# DOCUMENT EXCERPT
━━━━

Paper Title

Struggling Together: the Benefits of Interdisciplinary Classes for Learning Intersectional Approaches

Location

Room 223, DiGiorgio Campus Center (DiGs)

Start Date

March 2016

End Date

March 2016

Keywords

Intersectional Theory; Pedagogy; Collaboration; Interdisciplinarity; Methodology; Praxis;

Abstract

This round table talk will bring together a diverse group of graduate students from the University of North Carolina at Chapel Hill who have recently completed a course on Intersectionality. Discussants come from the School of Public Health, the School of Social Work, Art History, English and Comparative Literature, Communication, and Mathematics. Together we will discuss how we have come to think about intersectionality as a research framework, a method, and as praxis including social justice work and institutional transformation. We will attend to the ways our thinking is shaped by our disciplinary locations and potential barriers to performing intersectional work as graduate students. Most importantly, we will talk about what we perceive as the benefits of learning about and studying intersectionality in an interdisciplinary environment both pedagogically and as a platform for building community across campus.

━━━━

# DATA SHOWN
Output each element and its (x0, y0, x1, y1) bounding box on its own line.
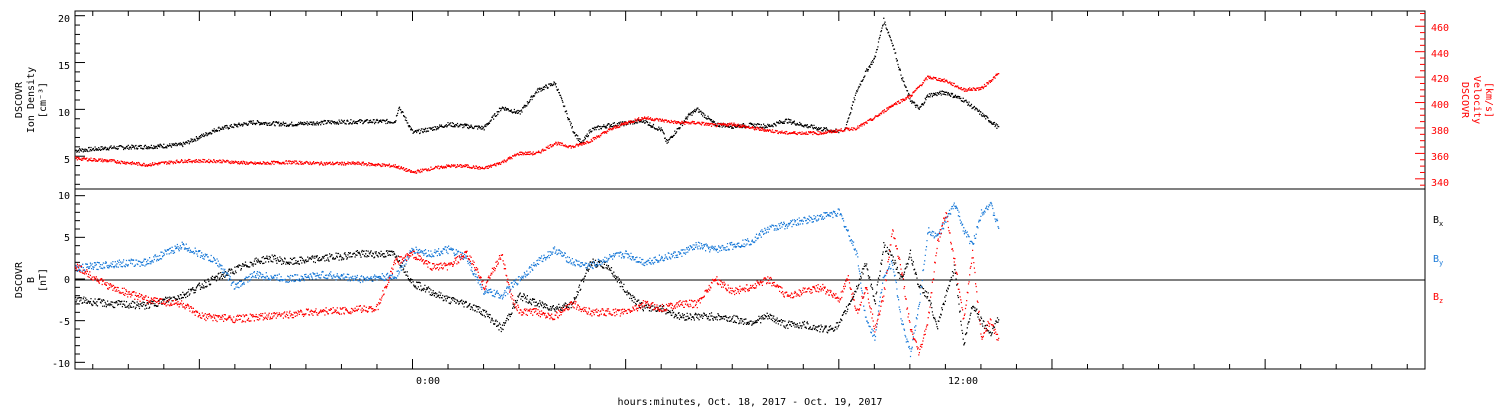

━━━━

# REQUIRED TASKS
a) Answer these from the session listing, one per line:
(i) In which room does the session take place?
(ii) At which university are the graduate students enrolled?
(iii) What have the discussants recently completed?
b) Reproduce the session listing from "Paper Title" up to and including "Campus Center (DiGs)".

# SET OF ANSWERS
a)
(i) Room 223, DiGiorgio Campus Center (DiGs)
(ii) The University of North Carolina at Chapel Hill
(iii) A course on Intersectionality

b)
Paper Title

Struggling Together: the Benefits of Interdisciplinary Classes for Learning Intersectional Approaches

Location

Room 223, DiGiorgio Campus Center (DiGs)